Provided entries
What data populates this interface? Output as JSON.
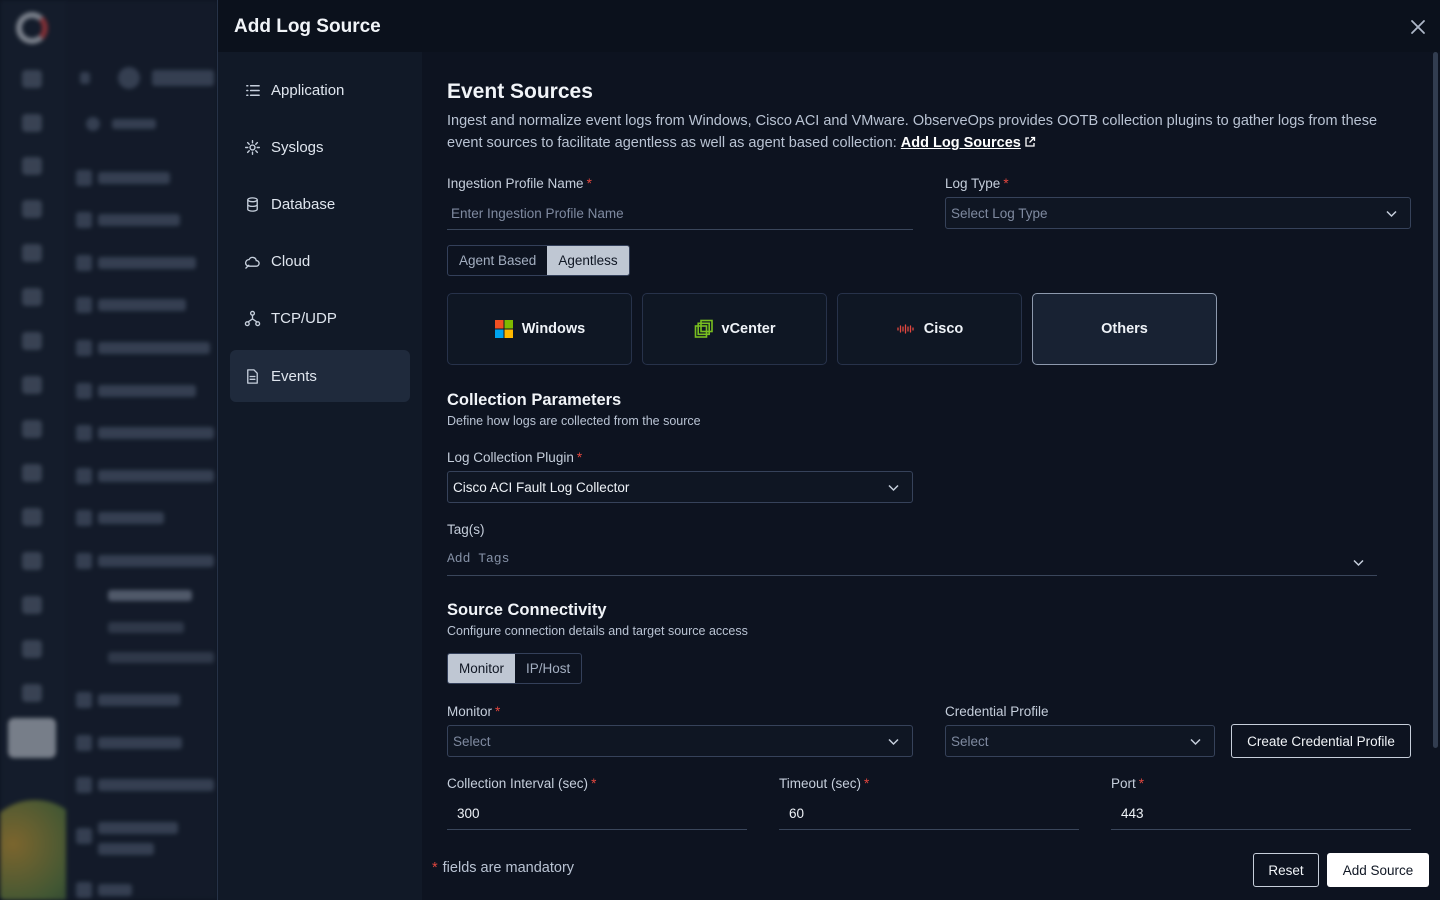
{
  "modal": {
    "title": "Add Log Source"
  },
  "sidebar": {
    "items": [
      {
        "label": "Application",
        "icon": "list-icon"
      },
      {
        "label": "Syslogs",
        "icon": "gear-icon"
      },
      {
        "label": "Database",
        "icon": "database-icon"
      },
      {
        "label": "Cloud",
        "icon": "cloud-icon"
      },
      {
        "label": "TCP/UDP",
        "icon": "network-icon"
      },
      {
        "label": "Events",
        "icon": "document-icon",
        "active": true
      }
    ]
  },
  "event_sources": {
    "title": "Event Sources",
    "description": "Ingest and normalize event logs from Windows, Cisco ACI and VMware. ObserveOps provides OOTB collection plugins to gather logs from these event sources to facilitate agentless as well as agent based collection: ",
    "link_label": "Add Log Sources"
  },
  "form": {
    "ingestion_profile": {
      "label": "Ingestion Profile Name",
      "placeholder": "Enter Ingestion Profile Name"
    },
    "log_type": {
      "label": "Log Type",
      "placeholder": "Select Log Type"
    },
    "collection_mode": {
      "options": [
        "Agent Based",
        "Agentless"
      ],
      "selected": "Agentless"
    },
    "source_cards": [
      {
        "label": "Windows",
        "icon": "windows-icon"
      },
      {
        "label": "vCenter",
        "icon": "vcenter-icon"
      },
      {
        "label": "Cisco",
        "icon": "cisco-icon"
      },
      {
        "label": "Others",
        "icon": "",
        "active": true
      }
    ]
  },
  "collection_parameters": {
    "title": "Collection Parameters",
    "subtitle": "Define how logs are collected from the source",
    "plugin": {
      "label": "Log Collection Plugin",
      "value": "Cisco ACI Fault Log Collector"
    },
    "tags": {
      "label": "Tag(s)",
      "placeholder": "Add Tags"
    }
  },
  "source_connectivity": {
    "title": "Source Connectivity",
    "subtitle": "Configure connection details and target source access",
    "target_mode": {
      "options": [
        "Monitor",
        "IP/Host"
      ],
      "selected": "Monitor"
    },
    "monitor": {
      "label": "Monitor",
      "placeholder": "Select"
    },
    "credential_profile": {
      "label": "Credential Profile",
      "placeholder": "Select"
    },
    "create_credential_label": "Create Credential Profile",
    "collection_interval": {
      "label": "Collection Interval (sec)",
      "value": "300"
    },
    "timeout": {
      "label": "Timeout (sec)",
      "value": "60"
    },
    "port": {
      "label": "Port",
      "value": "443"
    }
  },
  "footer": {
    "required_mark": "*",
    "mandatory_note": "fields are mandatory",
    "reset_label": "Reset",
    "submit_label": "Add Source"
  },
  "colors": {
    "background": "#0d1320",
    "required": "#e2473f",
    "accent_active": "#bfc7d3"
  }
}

The task
Without the pictures, write out the whole listing above exactly as it appears.

Task response
What data populates this interface? Output as JSON.
{
  "modal": {
    "title": "Add Log Source"
  },
  "sidebar": {
    "items": [
      {
        "label": "Application",
        "icon": "list-icon"
      },
      {
        "label": "Syslogs",
        "icon": "gear-icon"
      },
      {
        "label": "Database",
        "icon": "database-icon"
      },
      {
        "label": "Cloud",
        "icon": "cloud-icon"
      },
      {
        "label": "TCP/UDP",
        "icon": "network-icon"
      },
      {
        "label": "Events",
        "icon": "document-icon",
        "active": true
      }
    ]
  },
  "event_sources": {
    "title": "Event Sources",
    "description": "Ingest and normalize event logs from Windows, Cisco ACI and VMware. ObserveOps provides OOTB collection plugins to gather logs from these event sources to facilitate agentless as well as agent based collection: ",
    "link_label": "Add Log Sources"
  },
  "form": {
    "ingestion_profile": {
      "label": "Ingestion Profile Name",
      "placeholder": "Enter Ingestion Profile Name"
    },
    "log_type": {
      "label": "Log Type",
      "placeholder": "Select Log Type"
    },
    "collection_mode": {
      "options": [
        "Agent Based",
        "Agentless"
      ],
      "selected": "Agentless"
    },
    "source_cards": [
      {
        "label": "Windows",
        "icon": "windows-icon"
      },
      {
        "label": "vCenter",
        "icon": "vcenter-icon"
      },
      {
        "label": "Cisco",
        "icon": "cisco-icon"
      },
      {
        "label": "Others",
        "icon": "",
        "active": true
      }
    ]
  },
  "collection_parameters": {
    "title": "Collection Parameters",
    "subtitle": "Define how logs are collected from the source",
    "plugin": {
      "label": "Log Collection Plugin",
      "value": "Cisco ACI Fault Log Collector"
    },
    "tags": {
      "label": "Tag(s)",
      "placeholder": "Add Tags"
    }
  },
  "source_connectivity": {
    "title": "Source Connectivity",
    "subtitle": "Configure connection details and target source access",
    "target_mode": {
      "options": [
        "Monitor",
        "IP/Host"
      ],
      "selected": "Monitor"
    },
    "monitor": {
      "label": "Monitor",
      "placeholder": "Select"
    },
    "credential_profile": {
      "label": "Credential Profile",
      "placeholder": "Select"
    },
    "create_credential_label": "Create Credential Profile",
    "collection_interval": {
      "label": "Collection Interval (sec)",
      "value": "300"
    },
    "timeout": {
      "label": "Timeout (sec)",
      "value": "60"
    },
    "port": {
      "label": "Port",
      "value": "443"
    }
  },
  "footer": {
    "required_mark": "*",
    "mandatory_note": "fields are mandatory",
    "reset_label": "Reset",
    "submit_label": "Add Source"
  },
  "colors": {
    "background": "#0d1320",
    "required": "#e2473f",
    "accent_active": "#bfc7d3"
  }
}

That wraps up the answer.